■ What is being asked:
Drop every picture and give the entries back exactly.

■ Dataset records:
════════

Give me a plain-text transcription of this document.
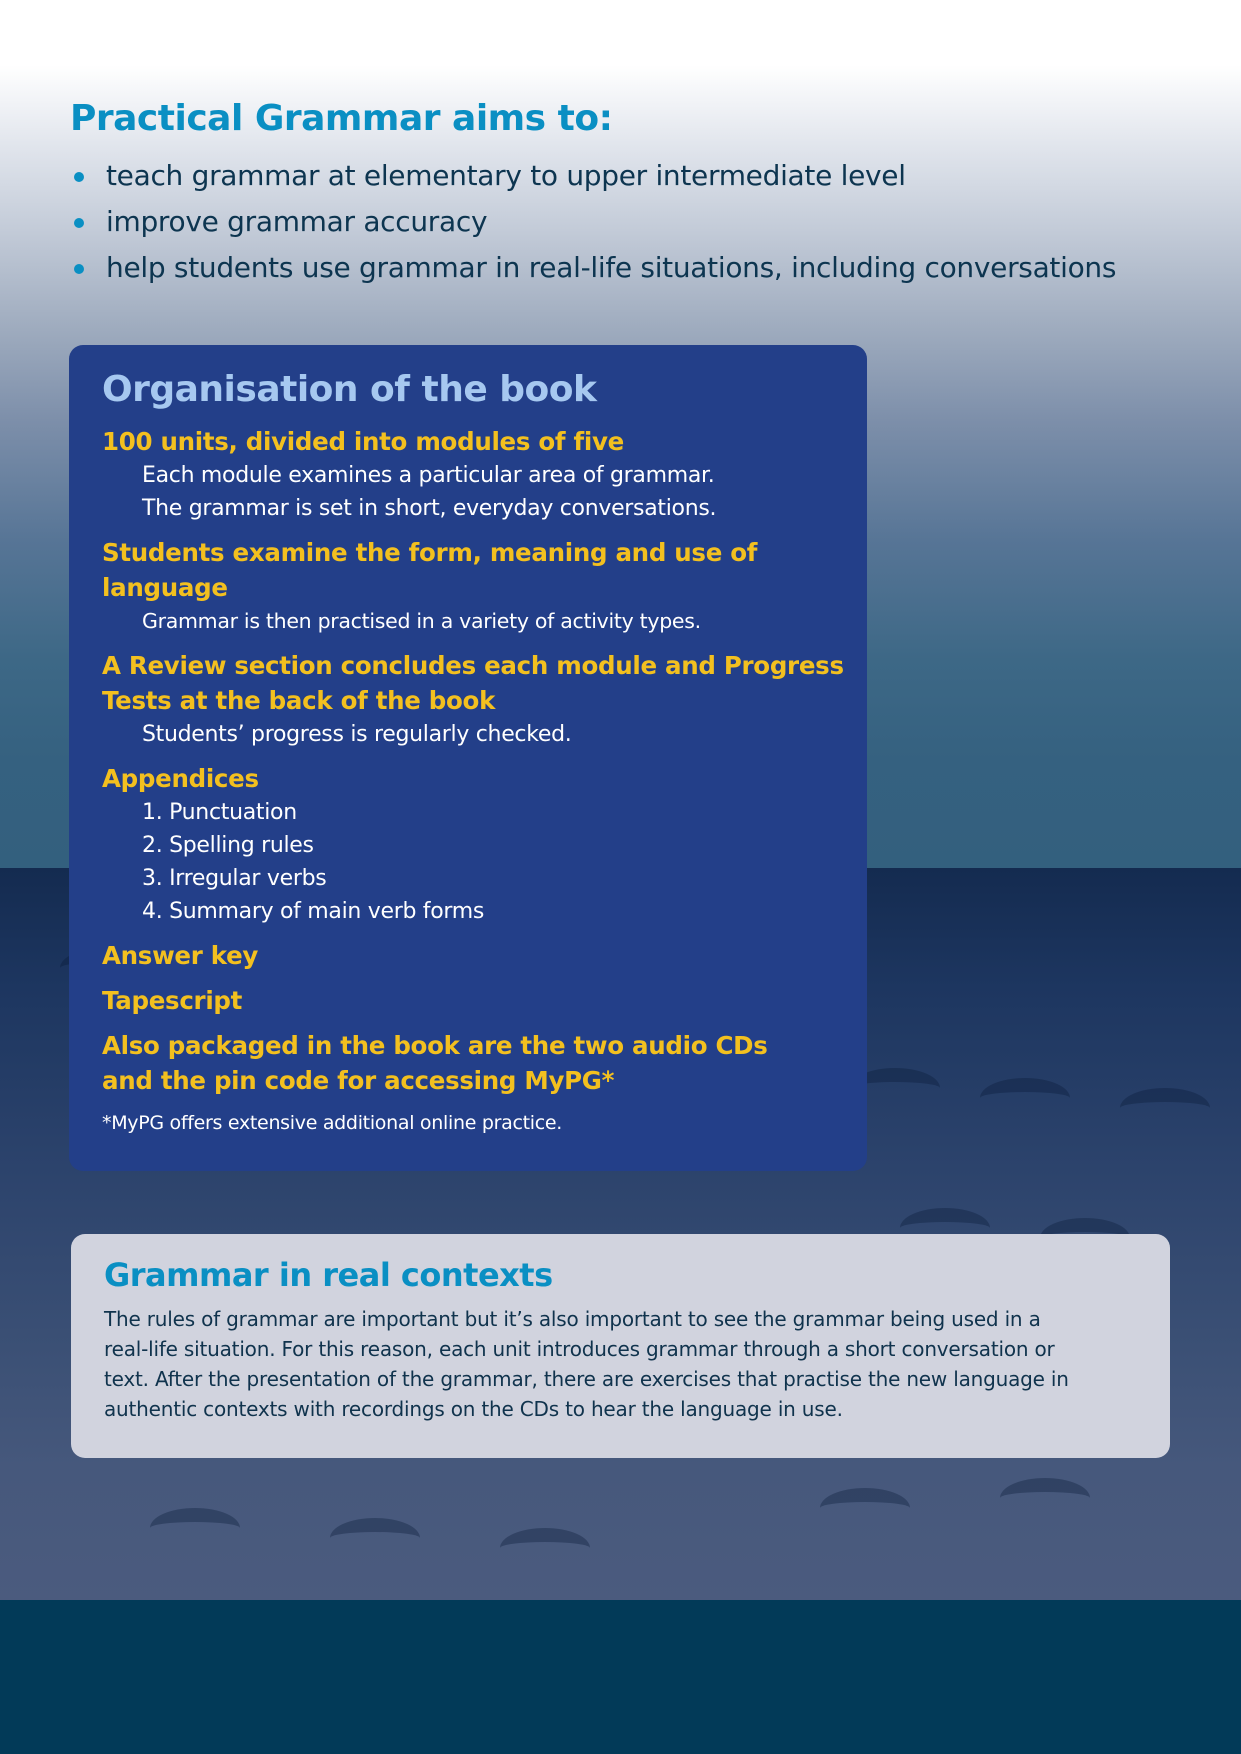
Practical Grammar aims to:
teach grammar at elementary to upper intermediate level
improve grammar accuracy
help students use grammar in real-life situations, including conversations
Organisation of the book
100 units, divided into modules of five
Each module examines a particular area of grammar.
The grammar is set in short, everyday conversations.
Students examine the form, meaning and use of language
Grammar is then practised in a variety of activity types.
A Review section concludes each module and Progress
Tests at the back of the book
Students’ progress is regularly checked.
Appendices
1. Punctuation
2. Spelling rules
3. Irregular verbs
4. Summary of main verb forms
Answer key
Tapescript
Also packaged in the book are the two audio CDs
and the pin code for accessing MyPG*
*MyPG offers extensive additional online practice.
Grammar in real contexts
The rules of grammar are important but it’s also important to see the grammar being used in a
real-life situation. For this reason, each unit introduces grammar through a short conversation or
text. After the presentation of the grammar, there are exercises that practise the new language in
authentic contexts with recordings on the CDs to hear the language in use.
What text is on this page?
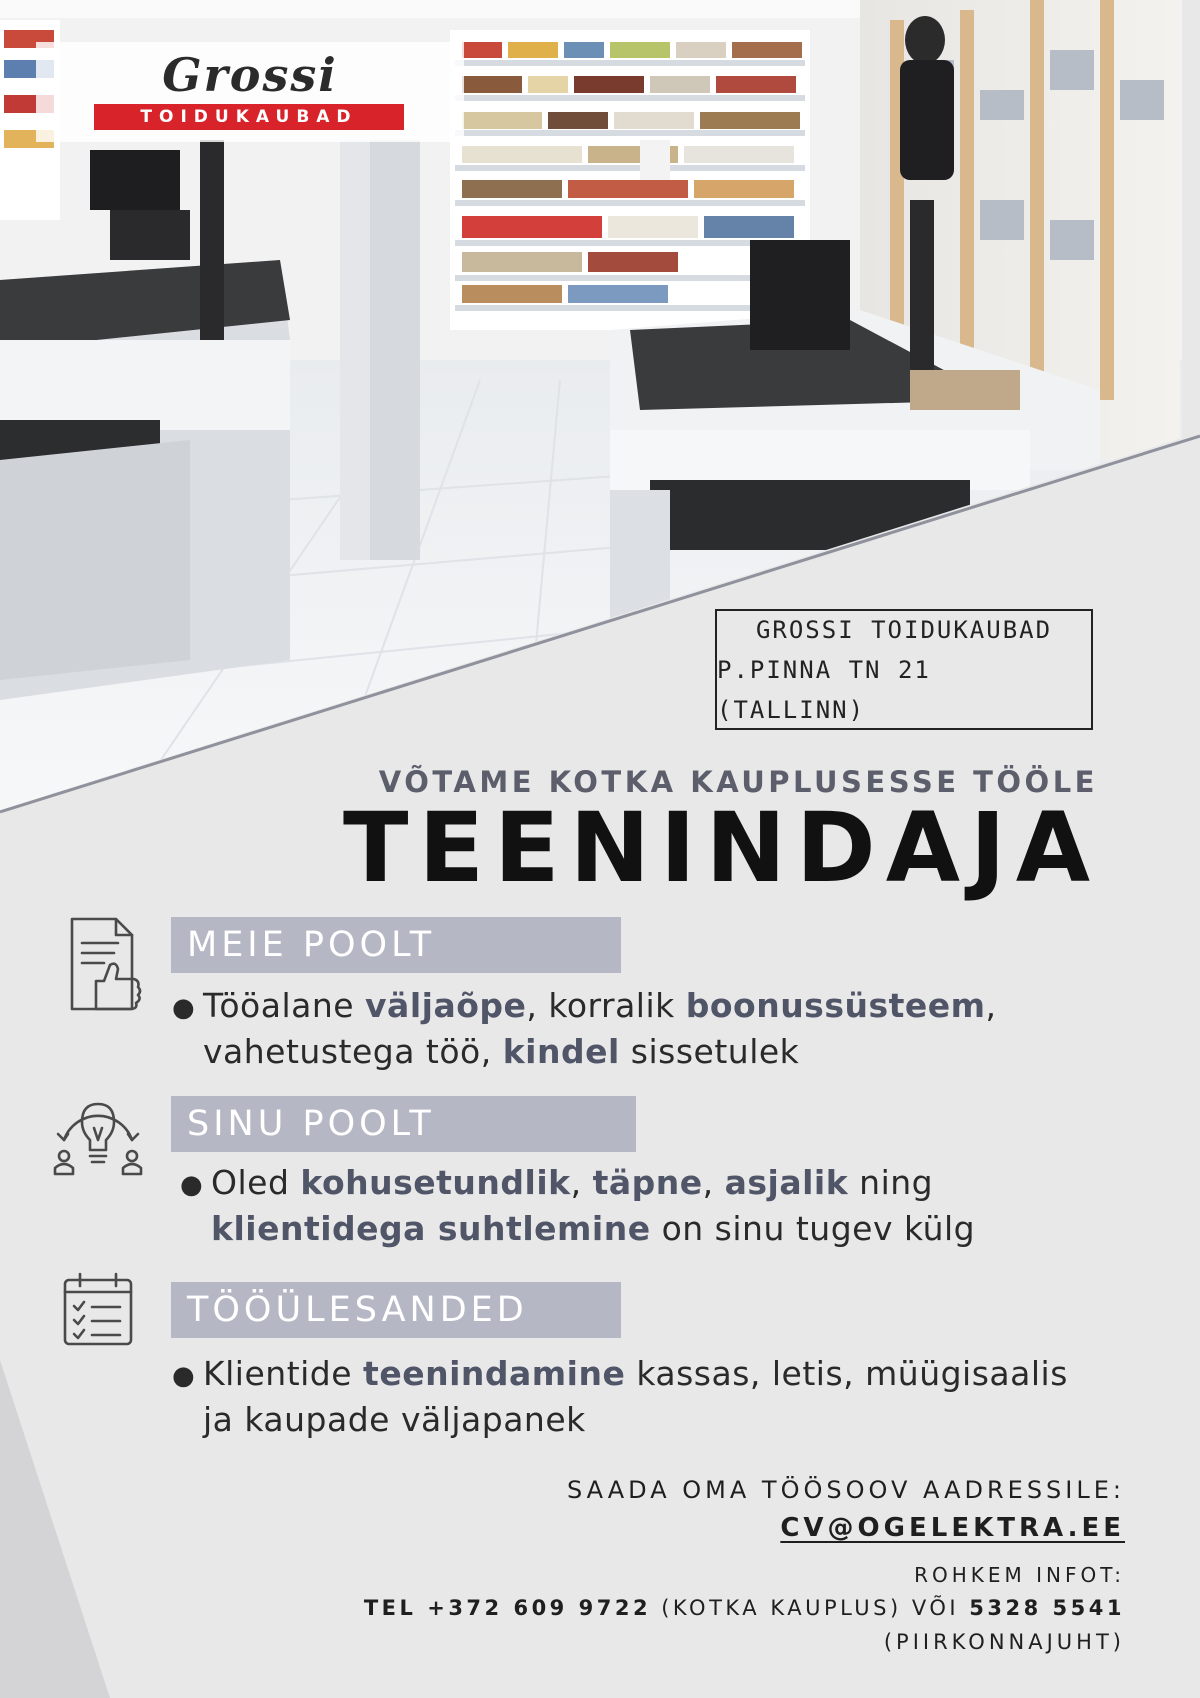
Grossi
TOIDUKAUBAD
GROSSI TOIDUKAUBAD
P.PINNA TN 21 (TALLINN)
VÕTAME KOTKA KAUPLUSESSE TÖÖLE
TEENINDAJA
MEIE POOLT
● Tööalane väljaõpe, korralik boonussüsteem,
vahetustega töö, kindel sissetulek
SINU POOLT
● Oled kohusetundlik, täpne, asjalik ning
klientidega suhtlemine on sinu tugev külg
TÖÖÜLESANDED
● Klientide teenindamine kassas, letis, müügisaalis
ja kaupade väljapanek
SAADA OMA TÖÖSOOV AADRESSILE:
CV@OGELEKTRA.EE
ROHKEM INFOT:
TEL +372 609 9722 (KOTKA KAUPLUS) VÕI 5328 5541
(PIIRKONNAJUHT)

════════

■ Solution to this exercise:
Give me a plain-text transcription of this document.
Practical Grammar aims to:
teach grammar at elementary to upper intermediate level
improve grammar accuracy
help students use grammar in real-life situations, including conversations
Organisation of the book
100 units, divided into modules of five
Each module examines a particular area of grammar.
The grammar is set in short, everyday conversations.
Students examine the form, meaning and use of language
Grammar is then practised in a variety of activity types.
A Review section concludes each module and Progress
Tests at the back of the book
Students’ progress is regularly checked.
Appendices
1. Punctuation
2. Spelling rules
3. Irregular verbs
4. Summary of main verb forms
Answer key
Tapescript
Also packaged in the book are the two audio CDs
and the pin code for accessing MyPG*
*MyPG offers extensive additional online practice.
Grammar in real contexts
The rules of grammar are important but it’s also important to see the grammar being used in a
real-life situation. For this reason, each unit introduces grammar through a short conversation or
text. After the presentation of the grammar, there are exercises that practise the new language in
authentic contexts with recordings on the CDs to hear the language in use.
What text is on this page?
Grossi
TOIDUKAUBAD
GROSSI TOIDUKAUBAD
P.PINNA TN 21 (TALLINN)
VÕTAME KOTKA KAUPLUSESSE TÖÖLE
TEENINDAJA
MEIE POOLT
● Tööalane väljaõpe, korralik boonussüsteem,
vahetustega töö, kindel sissetulek
SINU POOLT
● Oled kohusetundlik, täpne, asjalik ning
klientidega suhtlemine on sinu tugev külg
TÖÖÜLESANDED
● Klientide teenindamine kassas, letis, müügisaalis
ja kaupade väljapanek
SAADA OMA TÖÖSOOV AADRESSILE:
CV@OGELEKTRA.EE
ROHKEM INFOT:
TEL +372 609 9722 (KOTKA KAUPLUS) VÕI 5328 5541
(PIIRKONNAJUHT)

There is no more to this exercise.